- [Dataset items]
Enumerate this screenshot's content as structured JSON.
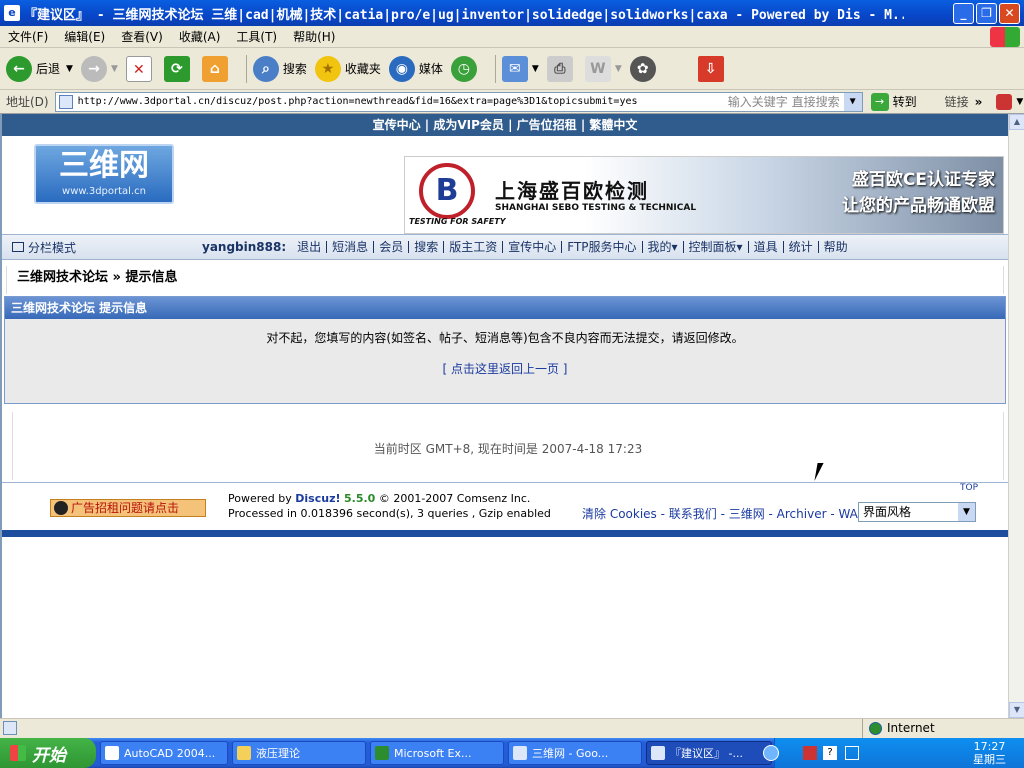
{
  "window": {
    "title": "『建议区』 - 三维网技术论坛 三维|cad|机械|技术|catia|pro/e|ug|inventor|solidedge|solidworks|caxa - Powered by Dis - M...",
    "icon": "ie-icon"
  },
  "menu": [
    "文件(F)",
    "编辑(E)",
    "查看(V)",
    "收藏(A)",
    "工具(T)",
    "帮助(H)"
  ],
  "toolbar": {
    "back": "后退",
    "search": "搜索",
    "favorites": "收藏夹",
    "media": "媒体"
  },
  "address": {
    "label": "地址(D)",
    "url": "http://www.3dportal.cn/discuz/post.php?action=newthread&fid=16&extra=page%3D1&topicsubmit=yes",
    "search_hint": "输入关键字 直接搜索",
    "go": "转到",
    "links": "链接"
  },
  "site": {
    "topnav": [
      "宣传中心",
      "成为VIP会员",
      "广告位招租",
      "繁體中文"
    ],
    "logo_text": "三维网",
    "logo_url": "www.3dportal.cn",
    "banner": {
      "logo_letter": "B",
      "tagline": "TESTING FOR SAFETY",
      "title": "上海盛百欧检测",
      "subtitle": "SHANGHAI SEBO TESTING & TECHNICAL",
      "slogan1": "盛百欧CE认证专家",
      "slogan2": "让您的产品畅通欧盟"
    },
    "nav": {
      "mode": "分栏模式",
      "user": "yangbin888:",
      "links": [
        "退出",
        "短消息",
        "会员",
        "搜索",
        "版主工资",
        "宣传中心",
        "FTP服务中心",
        "我的▾",
        "控制面板▾",
        "道具",
        "统计",
        "帮助"
      ]
    },
    "breadcrumb": "三维网技术论坛 » 提示信息",
    "message": {
      "header": "三维网技术论坛 提示信息",
      "text": "对不起，您填写的内容(如签名、帖子、短消息等)包含不良内容而无法提交，请返回修改。",
      "back_link": "[ 点击这里返回上一页 ]"
    },
    "timezone": "当前时区 GMT+8, 现在时间是 2007-4-18 17:23",
    "footer": {
      "ad_button": "广告招租问题请点击",
      "powered_prefix": "Powered by ",
      "discuz": "Discuz!",
      "version": "5.5.0",
      "copyright": "© 2001-2007 Comsenz Inc.",
      "processed": "Processed in 0.018396 second(s), 3 queries , Gzip enabled",
      "top": "TOP",
      "links": "清除 Cookies - 联系我们 - 三维网 - Archiver - WAP",
      "style_select": "界面风格"
    }
  },
  "status": {
    "zone": "Internet"
  },
  "taskbar": {
    "start": "开始",
    "tasks": [
      "AutoCAD 2004...",
      "液压理论",
      "Microsoft Ex...",
      "三维网 - Goo...",
      "『建议区』 -..."
    ],
    "time": "17:27",
    "day": "星期三"
  }
}
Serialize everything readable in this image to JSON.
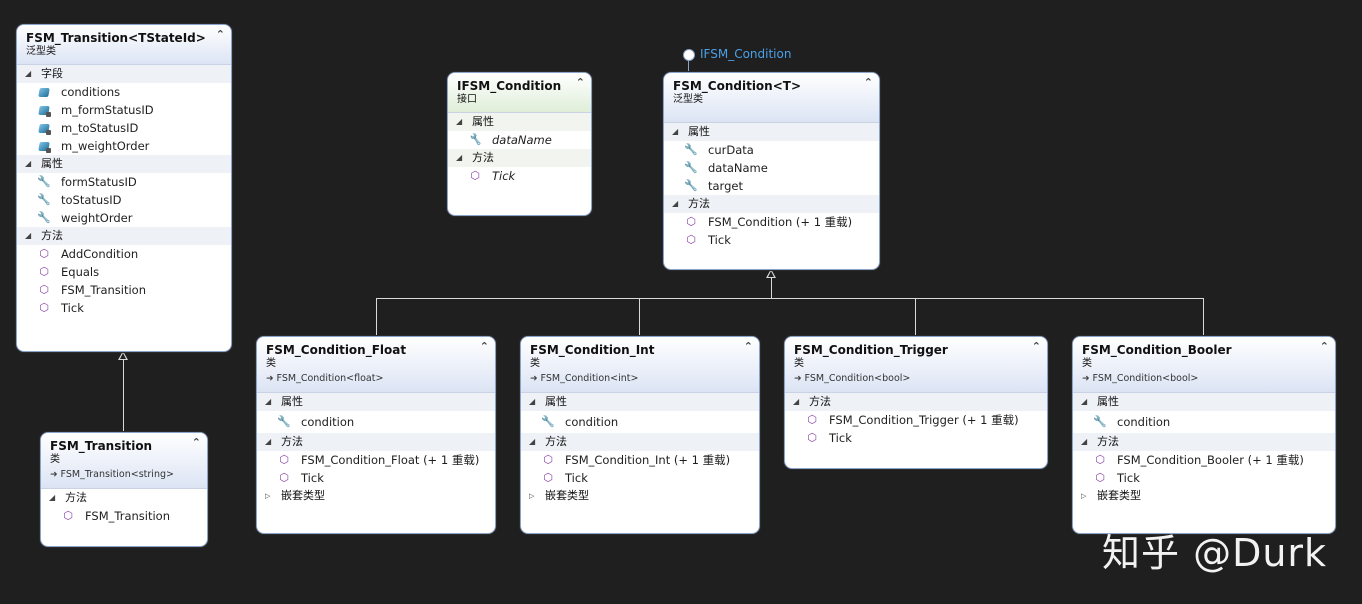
{
  "labels": {
    "fields": "字段",
    "properties": "属性",
    "methods": "方法",
    "nested_types": "嵌套类型"
  },
  "icons": {
    "field": "field-icon",
    "private_field": "private-field-icon",
    "property": "wrench-icon",
    "method": "method-cube-icon",
    "collapse": "double-chevron-up-icon",
    "inherit": "inherit-arrow-icon"
  },
  "colors": {
    "background": "#1f1f1f",
    "card_border": "#8aa3c8",
    "lollipop_label": "#4aa0e6",
    "method_icon": "#8a3ea8"
  },
  "interface_lollipop": {
    "label": "IFSM_Condition"
  },
  "classes": {
    "fsm_transition_generic": {
      "title": "FSM_Transition<TStateId>",
      "kind": "泛型类",
      "fields": [
        "conditions",
        "m_formStatusID",
        "m_toStatusID",
        "m_weightOrder"
      ],
      "properties": [
        "formStatusID",
        "toStatusID",
        "weightOrder"
      ],
      "methods": [
        "AddCondition",
        "Equals",
        "FSM_Transition",
        "Tick"
      ]
    },
    "fsm_transition": {
      "title": "FSM_Transition",
      "kind": "类",
      "base": "FSM_Transition<string>",
      "methods": [
        "FSM_Transition"
      ]
    },
    "ifsm_condition": {
      "title": "IFSM_Condition",
      "kind": "接口",
      "properties": [
        "dataName"
      ],
      "methods": [
        "Tick"
      ]
    },
    "fsm_condition_generic": {
      "title": "FSM_Condition<T>",
      "kind": "泛型类",
      "properties": [
        "curData",
        "dataName",
        "target"
      ],
      "methods": [
        "FSM_Condition (+ 1 重载)",
        "Tick"
      ]
    },
    "fsm_condition_float": {
      "title": "FSM_Condition_Float",
      "kind": "类",
      "base": "FSM_Condition<float>",
      "properties": [
        "condition"
      ],
      "methods": [
        "FSM_Condition_Float (+ 1 重载)",
        "Tick"
      ]
    },
    "fsm_condition_int": {
      "title": "FSM_Condition_Int",
      "kind": "类",
      "base": "FSM_Condition<int>",
      "properties": [
        "condition"
      ],
      "methods": [
        "FSM_Condition_Int (+ 1 重载)",
        "Tick"
      ]
    },
    "fsm_condition_trigger": {
      "title": "FSM_Condition_Trigger",
      "kind": "类",
      "base": "FSM_Condition<bool>",
      "methods": [
        "FSM_Condition_Trigger (+ 1 重载)",
        "Tick"
      ]
    },
    "fsm_condition_booler": {
      "title": "FSM_Condition_Booler",
      "kind": "类",
      "base": "FSM_Condition<bool>",
      "properties": [
        "condition"
      ],
      "methods": [
        "FSM_Condition_Booler (+ 1 重载)",
        "Tick"
      ]
    }
  },
  "watermark": "知乎 @Durk"
}
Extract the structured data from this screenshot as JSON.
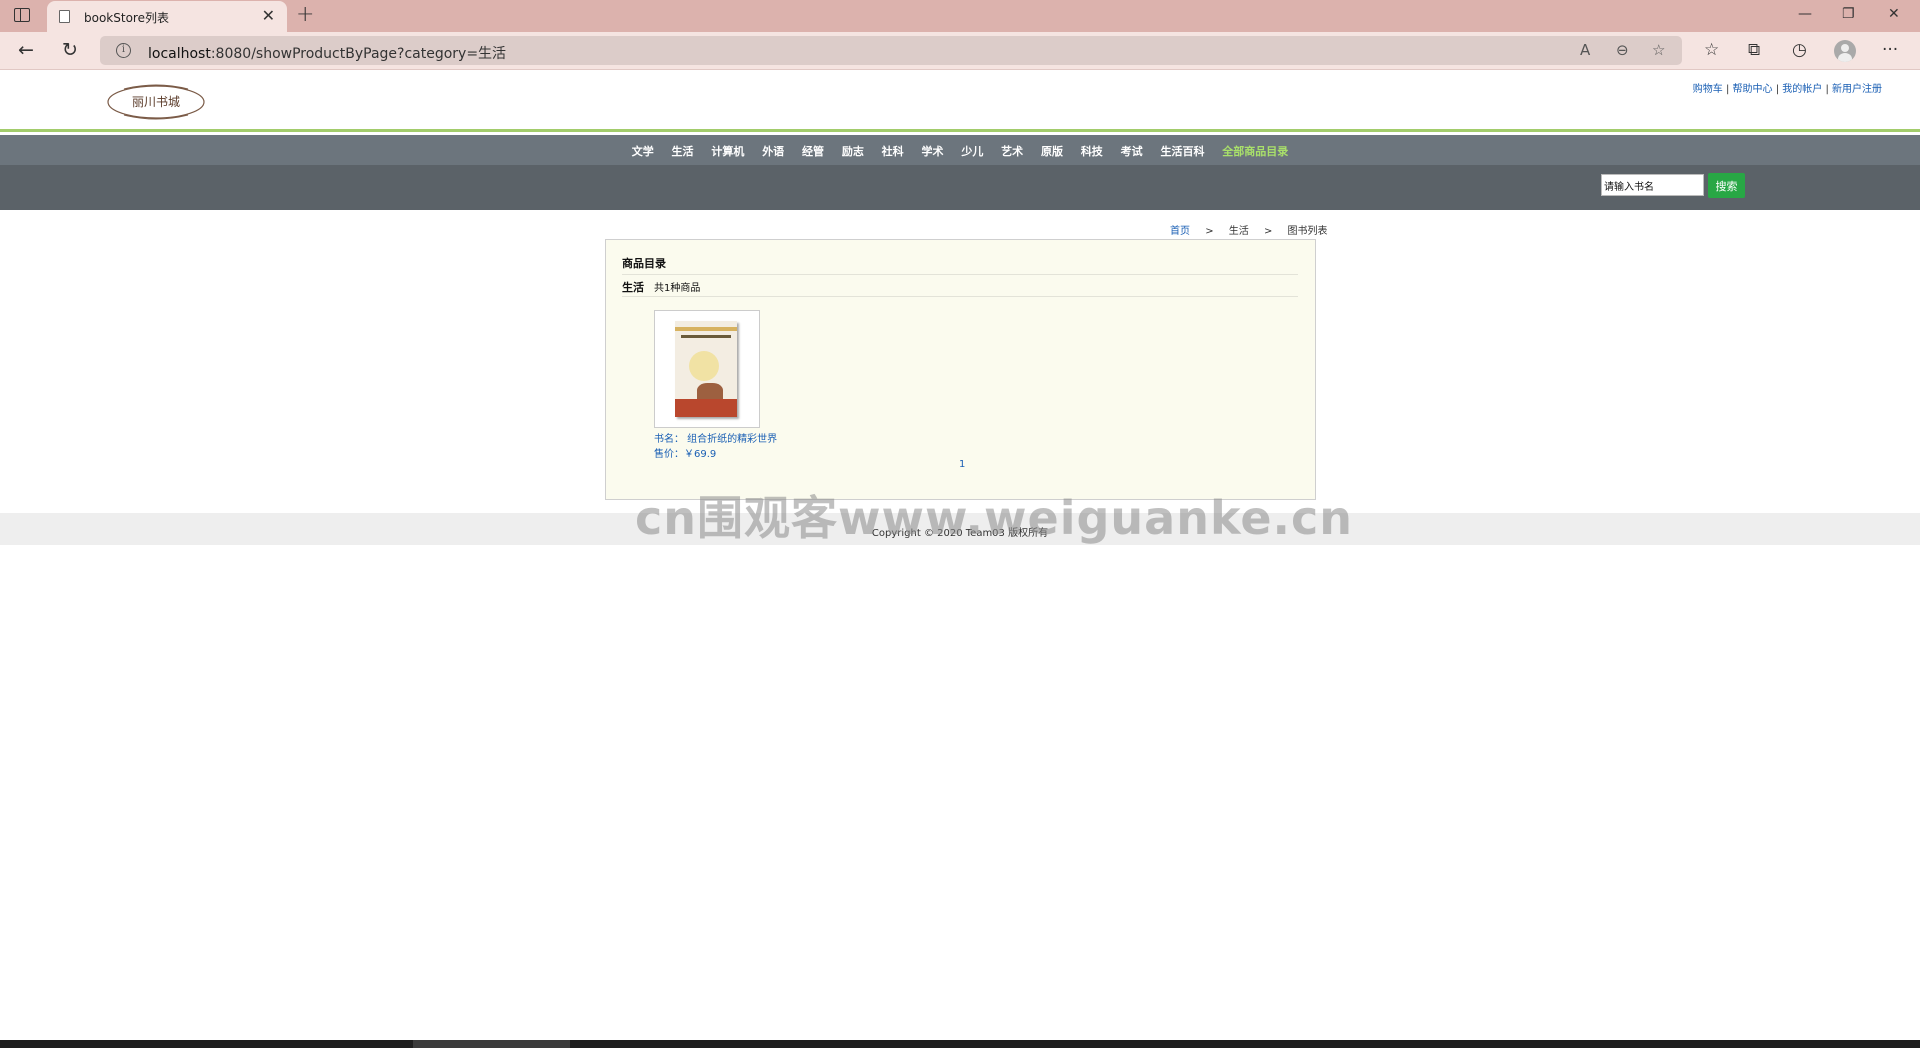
{
  "browser": {
    "tab_title": "bookStore列表",
    "url_host": "localhost",
    "url_rest": ":8080/showProductByPage?category=生活",
    "new_tab_icon": "plus-icon",
    "window_controls": [
      "minimize",
      "restore",
      "close"
    ]
  },
  "header": {
    "logo_text": "丽川书城",
    "links": [
      "购物车",
      "帮助中心",
      "我的帐户",
      "新用户注册"
    ]
  },
  "nav": {
    "items": [
      "文学",
      "生活",
      "计算机",
      "外语",
      "经管",
      "励志",
      "社科",
      "学术",
      "少儿",
      "艺术",
      "原版",
      "科技",
      "考试",
      "生活百科"
    ],
    "all_label": "全部商品目录"
  },
  "search": {
    "value": "请输入书名",
    "button_label": "搜索"
  },
  "breadcrumb": {
    "home": "首页",
    "sep": ">",
    "category": "生活",
    "current": "图书列表"
  },
  "catalog": {
    "title": "商品目录",
    "category": "生活",
    "count_text": "共1种商品",
    "products": [
      {
        "name": "书名： 组合折纸的精彩世界",
        "price": "售价：￥69.9"
      }
    ],
    "page": "1"
  },
  "footer": {
    "copyright": "Copyright © 2020 Team03 版权所有"
  },
  "watermark": "cn围观客www.weiguanke.cn"
}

- [The task]
Leave the pictures out and copy the rest of the data exactly.

- [Written reply]
Enumerate this screenshot's content as structured JSON.
{
  "window": {
    "title": "『建议区』 - 三维网技术论坛 三维|cad|机械|技术|catia|pro/e|ug|inventor|solidedge|solidworks|caxa - Powered by Dis - M...",
    "icon": "ie-icon"
  },
  "menu": [
    "文件(F)",
    "编辑(E)",
    "查看(V)",
    "收藏(A)",
    "工具(T)",
    "帮助(H)"
  ],
  "toolbar": {
    "back": "后退",
    "search": "搜索",
    "favorites": "收藏夹",
    "media": "媒体"
  },
  "address": {
    "label": "地址(D)",
    "url": "http://www.3dportal.cn/discuz/post.php?action=newthread&fid=16&extra=page%3D1&topicsubmit=yes",
    "search_hint": "输入关键字 直接搜索",
    "go": "转到",
    "links": "链接"
  },
  "site": {
    "topnav": [
      "宣传中心",
      "成为VIP会员",
      "广告位招租",
      "繁體中文"
    ],
    "logo_text": "三维网",
    "logo_url": "www.3dportal.cn",
    "banner": {
      "logo_letter": "B",
      "tagline": "TESTING FOR SAFETY",
      "title": "上海盛百欧检测",
      "subtitle": "SHANGHAI SEBO TESTING & TECHNICAL",
      "slogan1": "盛百欧CE认证专家",
      "slogan2": "让您的产品畅通欧盟"
    },
    "nav": {
      "mode": "分栏模式",
      "user": "yangbin888:",
      "links": [
        "退出",
        "短消息",
        "会员",
        "搜索",
        "版主工资",
        "宣传中心",
        "FTP服务中心",
        "我的▾",
        "控制面板▾",
        "道具",
        "统计",
        "帮助"
      ]
    },
    "breadcrumb": "三维网技术论坛 » 提示信息",
    "message": {
      "header": "三维网技术论坛 提示信息",
      "text": "对不起，您填写的内容(如签名、帖子、短消息等)包含不良内容而无法提交，请返回修改。",
      "back_link": "[ 点击这里返回上一页 ]"
    },
    "timezone": "当前时区 GMT+8, 现在时间是 2007-4-18 17:23",
    "footer": {
      "ad_button": "广告招租问题请点击",
      "powered_prefix": "Powered by ",
      "discuz": "Discuz!",
      "version": "5.5.0",
      "copyright": "© 2001-2007 Comsenz Inc.",
      "processed": "Processed in 0.018396 second(s), 3 queries , Gzip enabled",
      "top": "TOP",
      "links": "清除 Cookies - 联系我们 - 三维网 - Archiver - WAP",
      "style_select": "界面风格"
    }
  },
  "status": {
    "zone": "Internet"
  },
  "taskbar": {
    "start": "开始",
    "tasks": [
      "AutoCAD 2004...",
      "液压理论",
      "Microsoft Ex...",
      "三维网 - Goo...",
      "『建议区』 -..."
    ],
    "time": "17:27",
    "day": "星期三"
  }
}
Serialize everything readable in this image to JSON.
{
  "labels": {
    "fields": "字段",
    "properties": "属性",
    "methods": "方法",
    "nested_types": "嵌套类型"
  },
  "icons": {
    "field": "field-icon",
    "private_field": "private-field-icon",
    "property": "wrench-icon",
    "method": "method-cube-icon",
    "collapse": "double-chevron-up-icon",
    "inherit": "inherit-arrow-icon"
  },
  "colors": {
    "background": "#1f1f1f",
    "card_border": "#8aa3c8",
    "lollipop_label": "#4aa0e6",
    "method_icon": "#8a3ea8"
  },
  "interface_lollipop": {
    "label": "IFSM_Condition"
  },
  "classes": {
    "fsm_transition_generic": {
      "title": "FSM_Transition<TStateId>",
      "kind": "泛型类",
      "fields": [
        "conditions",
        "m_formStatusID",
        "m_toStatusID",
        "m_weightOrder"
      ],
      "properties": [
        "formStatusID",
        "toStatusID",
        "weightOrder"
      ],
      "methods": [
        "AddCondition",
        "Equals",
        "FSM_Transition",
        "Tick"
      ]
    },
    "fsm_transition": {
      "title": "FSM_Transition",
      "kind": "类",
      "base": "FSM_Transition<string>",
      "methods": [
        "FSM_Transition"
      ]
    },
    "ifsm_condition": {
      "title": "IFSM_Condition",
      "kind": "接口",
      "properties": [
        "dataName"
      ],
      "methods": [
        "Tick"
      ]
    },
    "fsm_condition_generic": {
      "title": "FSM_Condition<T>",
      "kind": "泛型类",
      "properties": [
        "curData",
        "dataName",
        "target"
      ],
      "methods": [
        "FSM_Condition (+ 1 重载)",
        "Tick"
      ]
    },
    "fsm_condition_float": {
      "title": "FSM_Condition_Float",
      "kind": "类",
      "base": "FSM_Condition<float>",
      "properties": [
        "condition"
      ],
      "methods": [
        "FSM_Condition_Float (+ 1 重载)",
        "Tick"
      ]
    },
    "fsm_condition_int": {
      "title": "FSM_Condition_Int",
      "kind": "类",
      "base": "FSM_Condition<int>",
      "properties": [
        "condition"
      ],
      "methods": [
        "FSM_Condition_Int (+ 1 重载)",
        "Tick"
      ]
    },
    "fsm_condition_trigger": {
      "title": "FSM_Condition_Trigger",
      "kind": "类",
      "base": "FSM_Condition<bool>",
      "methods": [
        "FSM_Condition_Trigger (+ 1 重载)",
        "Tick"
      ]
    },
    "fsm_condition_booler": {
      "title": "FSM_Condition_Booler",
      "kind": "类",
      "base": "FSM_Condition<bool>",
      "properties": [
        "condition"
      ],
      "methods": [
        "FSM_Condition_Booler (+ 1 重载)",
        "Tick"
      ]
    }
  },
  "watermark": "知乎 @Durk"
}
Extract the structured data from this screenshot as JSON.
{
  "browser": {
    "tab_title": "bookStore列表",
    "url_host": "localhost",
    "url_rest": ":8080/showProductByPage?category=生活",
    "new_tab_icon": "plus-icon",
    "window_controls": [
      "minimize",
      "restore",
      "close"
    ]
  },
  "header": {
    "logo_text": "丽川书城",
    "links": [
      "购物车",
      "帮助中心",
      "我的帐户",
      "新用户注册"
    ]
  },
  "nav": {
    "items": [
      "文学",
      "生活",
      "计算机",
      "外语",
      "经管",
      "励志",
      "社科",
      "学术",
      "少儿",
      "艺术",
      "原版",
      "科技",
      "考试",
      "生活百科"
    ],
    "all_label": "全部商品目录"
  },
  "search": {
    "value": "请输入书名",
    "button_label": "搜索"
  },
  "breadcrumb": {
    "home": "首页",
    "sep": ">",
    "category": "生活",
    "current": "图书列表"
  },
  "catalog": {
    "title": "商品目录",
    "category": "生活",
    "count_text": "共1种商品",
    "products": [
      {
        "name": "书名： 组合折纸的精彩世界",
        "price": "售价：￥69.9"
      }
    ],
    "page": "1"
  },
  "footer": {
    "copyright": "Copyright © 2020 Team03 版权所有"
  },
  "watermark": "cn围观客www.weiguanke.cn"
}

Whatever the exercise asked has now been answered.